> **Records provided**
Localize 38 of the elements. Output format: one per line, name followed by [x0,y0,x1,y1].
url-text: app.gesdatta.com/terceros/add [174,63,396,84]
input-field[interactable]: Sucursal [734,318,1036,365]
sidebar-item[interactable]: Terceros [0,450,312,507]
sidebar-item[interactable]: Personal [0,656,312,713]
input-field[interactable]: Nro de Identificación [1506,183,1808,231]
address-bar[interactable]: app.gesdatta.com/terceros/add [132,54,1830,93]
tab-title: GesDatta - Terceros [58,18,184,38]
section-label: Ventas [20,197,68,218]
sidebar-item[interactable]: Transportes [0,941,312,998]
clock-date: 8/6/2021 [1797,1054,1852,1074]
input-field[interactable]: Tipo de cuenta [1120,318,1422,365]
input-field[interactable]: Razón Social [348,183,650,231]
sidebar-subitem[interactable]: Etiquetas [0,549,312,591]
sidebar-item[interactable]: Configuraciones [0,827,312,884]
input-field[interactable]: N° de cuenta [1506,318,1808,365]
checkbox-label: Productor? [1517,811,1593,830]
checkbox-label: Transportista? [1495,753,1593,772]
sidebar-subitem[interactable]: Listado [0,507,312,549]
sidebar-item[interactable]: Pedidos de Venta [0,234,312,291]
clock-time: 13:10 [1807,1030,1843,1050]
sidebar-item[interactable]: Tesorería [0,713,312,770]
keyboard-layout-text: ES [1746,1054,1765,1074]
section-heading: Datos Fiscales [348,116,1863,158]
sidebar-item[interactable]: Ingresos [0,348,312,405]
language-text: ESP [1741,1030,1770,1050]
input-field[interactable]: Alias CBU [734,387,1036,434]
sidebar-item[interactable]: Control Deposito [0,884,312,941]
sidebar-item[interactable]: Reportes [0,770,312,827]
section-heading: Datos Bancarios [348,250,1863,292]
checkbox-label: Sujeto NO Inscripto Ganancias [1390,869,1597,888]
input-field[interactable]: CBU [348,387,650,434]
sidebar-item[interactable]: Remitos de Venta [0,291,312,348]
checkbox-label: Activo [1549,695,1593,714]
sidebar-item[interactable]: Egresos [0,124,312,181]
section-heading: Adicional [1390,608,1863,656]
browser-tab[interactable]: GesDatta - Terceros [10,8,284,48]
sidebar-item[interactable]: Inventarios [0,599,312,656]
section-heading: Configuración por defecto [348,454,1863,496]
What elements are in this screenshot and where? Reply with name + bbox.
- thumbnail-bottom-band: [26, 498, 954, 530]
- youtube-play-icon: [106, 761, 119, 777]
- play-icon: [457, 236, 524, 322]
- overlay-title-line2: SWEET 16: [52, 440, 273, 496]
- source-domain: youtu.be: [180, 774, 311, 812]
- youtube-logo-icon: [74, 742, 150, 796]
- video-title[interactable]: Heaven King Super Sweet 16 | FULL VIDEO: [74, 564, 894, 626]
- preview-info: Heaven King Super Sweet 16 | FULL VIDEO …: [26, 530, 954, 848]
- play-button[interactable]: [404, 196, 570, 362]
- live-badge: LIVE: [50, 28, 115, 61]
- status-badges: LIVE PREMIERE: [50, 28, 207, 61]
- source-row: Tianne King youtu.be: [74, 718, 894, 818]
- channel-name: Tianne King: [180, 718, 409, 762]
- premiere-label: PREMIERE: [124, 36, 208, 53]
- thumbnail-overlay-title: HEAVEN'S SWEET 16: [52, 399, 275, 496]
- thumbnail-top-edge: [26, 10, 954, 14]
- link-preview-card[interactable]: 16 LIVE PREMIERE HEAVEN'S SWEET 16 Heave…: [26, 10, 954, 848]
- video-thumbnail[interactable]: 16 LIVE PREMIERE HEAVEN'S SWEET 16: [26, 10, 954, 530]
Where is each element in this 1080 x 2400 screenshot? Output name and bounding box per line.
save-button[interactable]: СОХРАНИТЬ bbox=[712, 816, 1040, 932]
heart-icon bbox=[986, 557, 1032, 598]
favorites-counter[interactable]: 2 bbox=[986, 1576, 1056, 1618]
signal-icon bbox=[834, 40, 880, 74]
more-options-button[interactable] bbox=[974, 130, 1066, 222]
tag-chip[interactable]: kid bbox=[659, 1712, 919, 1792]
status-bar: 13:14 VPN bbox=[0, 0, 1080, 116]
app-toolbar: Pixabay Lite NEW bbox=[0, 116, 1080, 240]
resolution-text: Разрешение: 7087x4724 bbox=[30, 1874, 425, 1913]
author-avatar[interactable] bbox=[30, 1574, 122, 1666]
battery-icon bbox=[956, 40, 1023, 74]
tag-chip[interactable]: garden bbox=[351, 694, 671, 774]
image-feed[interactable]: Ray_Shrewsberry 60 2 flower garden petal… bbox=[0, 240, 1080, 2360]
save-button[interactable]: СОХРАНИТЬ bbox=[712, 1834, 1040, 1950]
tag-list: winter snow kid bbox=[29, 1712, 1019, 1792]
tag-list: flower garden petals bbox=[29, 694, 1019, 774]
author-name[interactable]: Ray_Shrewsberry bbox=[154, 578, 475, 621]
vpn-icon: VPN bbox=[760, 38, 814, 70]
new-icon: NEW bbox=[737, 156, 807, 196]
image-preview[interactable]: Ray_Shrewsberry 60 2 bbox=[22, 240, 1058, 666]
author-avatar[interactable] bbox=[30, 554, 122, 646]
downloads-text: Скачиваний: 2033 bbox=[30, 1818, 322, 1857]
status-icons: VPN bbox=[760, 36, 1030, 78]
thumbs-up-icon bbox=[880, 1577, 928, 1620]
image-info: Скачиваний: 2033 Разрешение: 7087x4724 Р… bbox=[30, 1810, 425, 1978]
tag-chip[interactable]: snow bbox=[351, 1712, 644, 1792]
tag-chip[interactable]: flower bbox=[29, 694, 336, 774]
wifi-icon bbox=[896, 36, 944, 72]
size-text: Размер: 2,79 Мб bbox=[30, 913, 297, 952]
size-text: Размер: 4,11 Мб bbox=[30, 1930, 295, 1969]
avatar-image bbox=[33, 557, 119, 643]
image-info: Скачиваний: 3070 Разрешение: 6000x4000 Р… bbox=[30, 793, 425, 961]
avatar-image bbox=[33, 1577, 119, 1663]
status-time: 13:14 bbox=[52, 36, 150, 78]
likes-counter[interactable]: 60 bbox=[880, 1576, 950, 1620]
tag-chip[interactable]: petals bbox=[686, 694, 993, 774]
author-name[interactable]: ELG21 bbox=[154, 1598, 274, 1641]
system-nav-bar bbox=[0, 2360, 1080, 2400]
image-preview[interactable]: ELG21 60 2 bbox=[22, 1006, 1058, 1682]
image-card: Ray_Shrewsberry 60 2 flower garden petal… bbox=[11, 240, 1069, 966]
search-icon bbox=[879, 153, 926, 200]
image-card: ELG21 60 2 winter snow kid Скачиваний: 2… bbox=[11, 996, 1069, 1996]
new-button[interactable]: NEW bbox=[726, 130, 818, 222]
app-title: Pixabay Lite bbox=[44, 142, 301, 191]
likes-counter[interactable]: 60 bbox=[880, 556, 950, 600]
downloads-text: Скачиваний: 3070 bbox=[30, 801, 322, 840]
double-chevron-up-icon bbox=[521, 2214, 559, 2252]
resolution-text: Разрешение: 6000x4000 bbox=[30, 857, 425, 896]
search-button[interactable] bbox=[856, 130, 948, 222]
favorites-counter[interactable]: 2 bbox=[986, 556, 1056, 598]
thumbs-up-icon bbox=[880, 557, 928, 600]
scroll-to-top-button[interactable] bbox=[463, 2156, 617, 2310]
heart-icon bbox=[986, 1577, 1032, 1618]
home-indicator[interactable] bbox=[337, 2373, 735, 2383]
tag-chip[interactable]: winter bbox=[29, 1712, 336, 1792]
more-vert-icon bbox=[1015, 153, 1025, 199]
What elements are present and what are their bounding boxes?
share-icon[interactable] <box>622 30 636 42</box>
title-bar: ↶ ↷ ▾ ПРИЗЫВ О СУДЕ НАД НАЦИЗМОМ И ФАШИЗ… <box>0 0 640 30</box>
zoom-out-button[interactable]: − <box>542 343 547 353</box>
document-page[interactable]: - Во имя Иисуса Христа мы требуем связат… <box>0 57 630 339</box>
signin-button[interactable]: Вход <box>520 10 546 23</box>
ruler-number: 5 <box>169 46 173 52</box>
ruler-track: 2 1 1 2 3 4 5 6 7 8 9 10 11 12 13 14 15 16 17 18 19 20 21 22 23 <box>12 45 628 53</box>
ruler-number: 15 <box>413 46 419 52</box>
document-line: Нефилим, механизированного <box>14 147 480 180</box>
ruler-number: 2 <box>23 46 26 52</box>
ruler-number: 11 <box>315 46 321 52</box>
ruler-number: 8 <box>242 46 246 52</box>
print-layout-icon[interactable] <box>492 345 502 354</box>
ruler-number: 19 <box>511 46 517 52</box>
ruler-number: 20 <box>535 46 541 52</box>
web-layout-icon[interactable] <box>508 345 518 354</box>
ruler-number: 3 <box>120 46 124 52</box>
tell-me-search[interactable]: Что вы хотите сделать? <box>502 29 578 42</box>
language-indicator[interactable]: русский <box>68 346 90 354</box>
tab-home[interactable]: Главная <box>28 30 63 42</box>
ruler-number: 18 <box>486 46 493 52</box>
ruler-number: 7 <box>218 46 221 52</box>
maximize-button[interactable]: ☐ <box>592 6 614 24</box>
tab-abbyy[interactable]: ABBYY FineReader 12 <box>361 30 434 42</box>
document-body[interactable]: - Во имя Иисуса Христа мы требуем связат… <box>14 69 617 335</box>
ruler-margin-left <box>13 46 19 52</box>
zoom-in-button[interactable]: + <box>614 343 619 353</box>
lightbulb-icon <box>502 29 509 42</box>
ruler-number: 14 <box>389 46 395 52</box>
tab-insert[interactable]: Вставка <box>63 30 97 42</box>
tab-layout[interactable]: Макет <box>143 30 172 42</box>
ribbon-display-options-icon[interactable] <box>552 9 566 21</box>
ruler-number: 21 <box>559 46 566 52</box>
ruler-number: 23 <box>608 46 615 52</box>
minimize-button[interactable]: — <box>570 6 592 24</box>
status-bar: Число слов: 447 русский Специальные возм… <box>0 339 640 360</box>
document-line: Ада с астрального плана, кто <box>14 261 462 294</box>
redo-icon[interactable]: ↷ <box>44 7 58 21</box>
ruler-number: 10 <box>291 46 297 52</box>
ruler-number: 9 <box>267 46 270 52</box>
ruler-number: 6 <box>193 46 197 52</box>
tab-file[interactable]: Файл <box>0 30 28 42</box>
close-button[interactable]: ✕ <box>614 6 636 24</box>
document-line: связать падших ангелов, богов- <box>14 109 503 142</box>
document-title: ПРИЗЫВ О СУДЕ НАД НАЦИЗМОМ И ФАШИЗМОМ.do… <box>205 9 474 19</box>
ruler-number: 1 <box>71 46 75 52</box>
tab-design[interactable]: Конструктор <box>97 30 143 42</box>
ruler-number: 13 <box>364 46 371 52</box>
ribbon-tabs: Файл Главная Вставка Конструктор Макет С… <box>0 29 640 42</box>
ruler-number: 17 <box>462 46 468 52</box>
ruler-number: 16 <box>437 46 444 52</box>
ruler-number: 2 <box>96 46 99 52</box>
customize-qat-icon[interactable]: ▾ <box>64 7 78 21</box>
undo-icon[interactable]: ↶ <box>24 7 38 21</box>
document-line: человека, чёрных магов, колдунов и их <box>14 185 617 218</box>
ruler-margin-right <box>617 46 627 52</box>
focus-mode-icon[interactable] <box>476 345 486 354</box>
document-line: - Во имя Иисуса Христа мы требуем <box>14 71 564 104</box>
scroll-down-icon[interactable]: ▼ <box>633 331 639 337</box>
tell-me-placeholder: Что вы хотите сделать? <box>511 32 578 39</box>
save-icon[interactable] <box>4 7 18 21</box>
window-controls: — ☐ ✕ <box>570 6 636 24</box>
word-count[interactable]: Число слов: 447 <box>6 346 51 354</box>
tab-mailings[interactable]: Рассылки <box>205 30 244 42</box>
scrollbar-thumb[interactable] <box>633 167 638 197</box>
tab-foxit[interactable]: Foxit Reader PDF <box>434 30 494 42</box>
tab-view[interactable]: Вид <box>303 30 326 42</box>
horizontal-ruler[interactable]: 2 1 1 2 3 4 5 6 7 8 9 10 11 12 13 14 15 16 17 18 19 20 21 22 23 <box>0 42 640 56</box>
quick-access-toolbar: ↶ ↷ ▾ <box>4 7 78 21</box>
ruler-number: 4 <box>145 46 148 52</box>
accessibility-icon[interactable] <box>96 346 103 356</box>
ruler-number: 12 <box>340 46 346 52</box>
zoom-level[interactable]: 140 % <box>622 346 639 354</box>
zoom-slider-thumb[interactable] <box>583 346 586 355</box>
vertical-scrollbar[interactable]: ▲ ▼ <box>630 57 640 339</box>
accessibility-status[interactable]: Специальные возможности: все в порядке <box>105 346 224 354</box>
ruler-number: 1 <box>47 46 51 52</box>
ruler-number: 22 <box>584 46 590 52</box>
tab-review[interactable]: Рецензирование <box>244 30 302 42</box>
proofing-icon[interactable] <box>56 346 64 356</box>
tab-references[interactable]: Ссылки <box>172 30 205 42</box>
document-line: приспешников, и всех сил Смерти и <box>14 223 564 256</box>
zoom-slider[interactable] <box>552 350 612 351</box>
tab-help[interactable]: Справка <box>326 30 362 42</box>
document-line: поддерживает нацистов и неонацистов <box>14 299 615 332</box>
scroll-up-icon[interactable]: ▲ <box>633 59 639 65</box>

> **Objective**
Can you duplicate every line from the very first one above up to and including the line containing "sidebar-item[interactable]: Terceros [0,450,312,507]"?

> **Answer**
Localize 38 of the elements. Output format: one per line, name followed by [x0,y0,x1,y1].
url-text: app.gesdatta.com/terceros/add [174,63,396,84]
input-field[interactable]: Sucursal [734,318,1036,365]
sidebar-item[interactable]: Terceros [0,450,312,507]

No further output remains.